Entries taken from a collection
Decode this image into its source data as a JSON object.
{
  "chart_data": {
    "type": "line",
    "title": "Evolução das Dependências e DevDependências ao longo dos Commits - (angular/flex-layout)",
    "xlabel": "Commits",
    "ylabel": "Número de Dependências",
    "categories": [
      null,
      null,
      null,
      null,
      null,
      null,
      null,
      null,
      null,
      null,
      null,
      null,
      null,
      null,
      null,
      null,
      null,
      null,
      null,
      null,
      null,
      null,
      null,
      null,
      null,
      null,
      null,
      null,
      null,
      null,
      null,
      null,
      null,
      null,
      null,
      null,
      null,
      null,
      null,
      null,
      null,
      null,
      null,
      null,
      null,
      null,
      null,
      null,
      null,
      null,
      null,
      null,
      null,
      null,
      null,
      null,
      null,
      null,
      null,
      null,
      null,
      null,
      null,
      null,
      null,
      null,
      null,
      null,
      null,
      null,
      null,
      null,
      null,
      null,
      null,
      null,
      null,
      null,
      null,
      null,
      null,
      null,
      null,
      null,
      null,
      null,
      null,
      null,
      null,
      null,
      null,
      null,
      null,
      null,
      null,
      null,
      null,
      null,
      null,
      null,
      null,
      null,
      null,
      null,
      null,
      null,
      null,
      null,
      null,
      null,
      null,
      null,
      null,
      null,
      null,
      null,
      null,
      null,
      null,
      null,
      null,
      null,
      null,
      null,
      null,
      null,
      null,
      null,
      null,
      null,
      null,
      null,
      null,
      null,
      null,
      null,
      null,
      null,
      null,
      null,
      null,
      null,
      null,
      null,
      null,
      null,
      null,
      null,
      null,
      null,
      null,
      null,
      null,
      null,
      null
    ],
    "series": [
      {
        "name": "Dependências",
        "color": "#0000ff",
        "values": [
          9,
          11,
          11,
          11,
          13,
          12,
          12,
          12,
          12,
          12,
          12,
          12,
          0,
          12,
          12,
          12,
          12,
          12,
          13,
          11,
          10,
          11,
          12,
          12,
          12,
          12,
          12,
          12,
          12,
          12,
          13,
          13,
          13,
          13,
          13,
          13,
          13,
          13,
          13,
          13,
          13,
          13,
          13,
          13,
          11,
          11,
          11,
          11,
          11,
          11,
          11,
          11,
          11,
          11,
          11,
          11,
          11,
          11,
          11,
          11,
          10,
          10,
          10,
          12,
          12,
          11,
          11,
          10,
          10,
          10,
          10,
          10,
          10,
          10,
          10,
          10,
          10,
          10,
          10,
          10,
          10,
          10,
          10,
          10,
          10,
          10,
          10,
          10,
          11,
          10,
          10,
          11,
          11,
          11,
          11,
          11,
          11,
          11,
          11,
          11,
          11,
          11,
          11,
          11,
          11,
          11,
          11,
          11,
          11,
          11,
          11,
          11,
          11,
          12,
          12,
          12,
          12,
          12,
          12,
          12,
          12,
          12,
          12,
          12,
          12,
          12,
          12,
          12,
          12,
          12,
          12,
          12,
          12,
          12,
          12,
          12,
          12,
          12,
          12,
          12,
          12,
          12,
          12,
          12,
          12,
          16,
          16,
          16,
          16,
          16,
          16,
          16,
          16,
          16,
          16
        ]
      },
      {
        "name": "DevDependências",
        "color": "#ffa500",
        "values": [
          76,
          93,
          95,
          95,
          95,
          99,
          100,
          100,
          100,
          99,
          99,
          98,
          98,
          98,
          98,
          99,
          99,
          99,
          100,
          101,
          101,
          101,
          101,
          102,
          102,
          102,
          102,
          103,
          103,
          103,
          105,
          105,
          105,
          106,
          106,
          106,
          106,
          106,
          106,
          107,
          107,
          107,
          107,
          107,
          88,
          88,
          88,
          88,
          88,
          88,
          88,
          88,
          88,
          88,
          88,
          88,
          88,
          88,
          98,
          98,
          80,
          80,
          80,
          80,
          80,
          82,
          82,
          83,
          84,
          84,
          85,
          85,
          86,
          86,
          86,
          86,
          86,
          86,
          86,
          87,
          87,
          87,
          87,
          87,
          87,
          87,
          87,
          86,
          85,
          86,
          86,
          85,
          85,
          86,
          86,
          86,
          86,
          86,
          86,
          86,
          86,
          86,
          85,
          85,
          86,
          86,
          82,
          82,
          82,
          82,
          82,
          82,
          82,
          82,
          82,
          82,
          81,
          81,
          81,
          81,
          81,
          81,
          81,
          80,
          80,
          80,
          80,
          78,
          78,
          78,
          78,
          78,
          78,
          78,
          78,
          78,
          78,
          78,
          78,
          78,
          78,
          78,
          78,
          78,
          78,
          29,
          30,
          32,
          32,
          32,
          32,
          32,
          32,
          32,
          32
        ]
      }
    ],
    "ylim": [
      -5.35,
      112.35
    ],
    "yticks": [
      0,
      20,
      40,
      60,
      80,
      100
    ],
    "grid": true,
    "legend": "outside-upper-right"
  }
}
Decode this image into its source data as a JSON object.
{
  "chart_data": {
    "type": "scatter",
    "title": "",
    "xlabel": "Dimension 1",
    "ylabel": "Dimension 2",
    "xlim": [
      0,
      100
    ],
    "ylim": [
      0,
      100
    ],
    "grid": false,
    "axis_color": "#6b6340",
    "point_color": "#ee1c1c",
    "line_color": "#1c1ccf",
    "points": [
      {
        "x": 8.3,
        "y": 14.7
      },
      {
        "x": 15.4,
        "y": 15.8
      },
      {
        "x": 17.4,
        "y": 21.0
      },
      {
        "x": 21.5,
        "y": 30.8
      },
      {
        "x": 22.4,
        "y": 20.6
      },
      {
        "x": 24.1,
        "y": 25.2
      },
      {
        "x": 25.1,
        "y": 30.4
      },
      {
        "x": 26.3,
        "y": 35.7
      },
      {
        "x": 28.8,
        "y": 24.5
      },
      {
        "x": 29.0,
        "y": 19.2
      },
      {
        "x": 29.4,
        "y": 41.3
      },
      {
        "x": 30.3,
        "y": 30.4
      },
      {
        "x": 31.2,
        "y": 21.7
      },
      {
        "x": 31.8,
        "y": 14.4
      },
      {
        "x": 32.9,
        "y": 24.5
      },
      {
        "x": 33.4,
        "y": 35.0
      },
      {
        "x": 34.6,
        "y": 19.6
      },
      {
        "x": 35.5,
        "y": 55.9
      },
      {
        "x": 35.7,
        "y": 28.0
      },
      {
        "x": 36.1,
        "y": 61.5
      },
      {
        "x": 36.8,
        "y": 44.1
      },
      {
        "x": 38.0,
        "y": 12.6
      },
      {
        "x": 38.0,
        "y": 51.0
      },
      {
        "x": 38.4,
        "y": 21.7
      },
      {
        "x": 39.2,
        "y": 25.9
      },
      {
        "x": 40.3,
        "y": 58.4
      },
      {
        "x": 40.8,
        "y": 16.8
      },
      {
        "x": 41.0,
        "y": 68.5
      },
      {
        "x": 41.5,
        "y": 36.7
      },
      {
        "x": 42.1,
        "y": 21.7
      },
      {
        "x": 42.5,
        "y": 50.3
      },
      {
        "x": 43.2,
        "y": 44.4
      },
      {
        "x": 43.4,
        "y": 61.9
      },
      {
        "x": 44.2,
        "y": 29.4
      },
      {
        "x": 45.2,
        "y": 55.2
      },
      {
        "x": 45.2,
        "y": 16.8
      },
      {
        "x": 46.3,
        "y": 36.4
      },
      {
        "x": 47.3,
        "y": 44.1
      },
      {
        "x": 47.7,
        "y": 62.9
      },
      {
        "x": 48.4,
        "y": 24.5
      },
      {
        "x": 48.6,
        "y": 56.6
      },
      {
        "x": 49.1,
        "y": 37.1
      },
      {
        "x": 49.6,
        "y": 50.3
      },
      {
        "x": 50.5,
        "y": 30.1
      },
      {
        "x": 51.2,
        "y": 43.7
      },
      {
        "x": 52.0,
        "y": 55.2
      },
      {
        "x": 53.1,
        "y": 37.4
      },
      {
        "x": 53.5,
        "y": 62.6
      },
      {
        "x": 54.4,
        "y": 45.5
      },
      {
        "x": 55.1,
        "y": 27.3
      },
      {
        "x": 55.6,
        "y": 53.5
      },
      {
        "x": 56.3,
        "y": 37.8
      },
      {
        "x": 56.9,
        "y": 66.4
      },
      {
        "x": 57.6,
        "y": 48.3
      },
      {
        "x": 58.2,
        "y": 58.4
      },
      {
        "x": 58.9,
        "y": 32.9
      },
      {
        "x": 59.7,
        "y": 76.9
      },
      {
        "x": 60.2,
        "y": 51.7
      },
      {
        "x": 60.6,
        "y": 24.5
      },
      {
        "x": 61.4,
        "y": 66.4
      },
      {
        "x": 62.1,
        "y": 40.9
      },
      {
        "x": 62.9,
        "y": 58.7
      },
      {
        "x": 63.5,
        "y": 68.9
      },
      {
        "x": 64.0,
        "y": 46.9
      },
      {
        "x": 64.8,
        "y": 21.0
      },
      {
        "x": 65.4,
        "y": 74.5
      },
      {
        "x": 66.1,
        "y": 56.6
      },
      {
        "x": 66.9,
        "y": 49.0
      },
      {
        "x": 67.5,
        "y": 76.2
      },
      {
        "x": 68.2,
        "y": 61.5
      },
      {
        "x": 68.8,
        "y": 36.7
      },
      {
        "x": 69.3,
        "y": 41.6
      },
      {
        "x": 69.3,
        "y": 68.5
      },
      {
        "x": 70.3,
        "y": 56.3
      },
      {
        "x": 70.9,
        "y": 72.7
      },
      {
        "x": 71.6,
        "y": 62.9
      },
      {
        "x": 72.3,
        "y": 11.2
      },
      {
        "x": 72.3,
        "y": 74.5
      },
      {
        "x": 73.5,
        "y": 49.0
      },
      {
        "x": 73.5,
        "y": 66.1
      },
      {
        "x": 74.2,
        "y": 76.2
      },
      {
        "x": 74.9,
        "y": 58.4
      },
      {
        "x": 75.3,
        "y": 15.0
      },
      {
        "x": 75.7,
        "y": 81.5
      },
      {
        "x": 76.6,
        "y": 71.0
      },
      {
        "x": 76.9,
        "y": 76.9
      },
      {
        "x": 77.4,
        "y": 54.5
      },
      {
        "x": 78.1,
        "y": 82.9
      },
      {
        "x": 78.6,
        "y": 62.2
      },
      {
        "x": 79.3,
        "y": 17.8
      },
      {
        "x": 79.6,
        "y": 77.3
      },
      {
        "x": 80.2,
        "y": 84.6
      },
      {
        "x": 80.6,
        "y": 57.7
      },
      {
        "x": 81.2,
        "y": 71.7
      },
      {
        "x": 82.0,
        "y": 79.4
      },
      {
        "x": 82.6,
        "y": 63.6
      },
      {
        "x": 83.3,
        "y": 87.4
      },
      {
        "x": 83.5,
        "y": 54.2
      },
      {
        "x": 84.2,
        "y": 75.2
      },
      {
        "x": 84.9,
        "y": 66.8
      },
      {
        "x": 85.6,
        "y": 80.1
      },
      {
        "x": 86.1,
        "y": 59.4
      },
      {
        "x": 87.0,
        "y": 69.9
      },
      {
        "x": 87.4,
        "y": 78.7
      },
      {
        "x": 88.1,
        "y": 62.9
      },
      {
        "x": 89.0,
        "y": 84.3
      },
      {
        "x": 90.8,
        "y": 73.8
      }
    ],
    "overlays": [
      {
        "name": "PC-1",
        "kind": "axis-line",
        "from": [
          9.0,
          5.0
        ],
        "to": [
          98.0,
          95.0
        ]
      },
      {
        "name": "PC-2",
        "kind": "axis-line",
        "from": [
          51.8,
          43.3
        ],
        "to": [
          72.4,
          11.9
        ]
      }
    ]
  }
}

**Task prompt:** Filter the listing above for the string "Commits" and copy every matching line.

**Exercise output:**
    "title": "Evolução das Dependências e DevDependências ao longo dos Commits - (angular/flex-layout)",
    "xlabel": "Commits",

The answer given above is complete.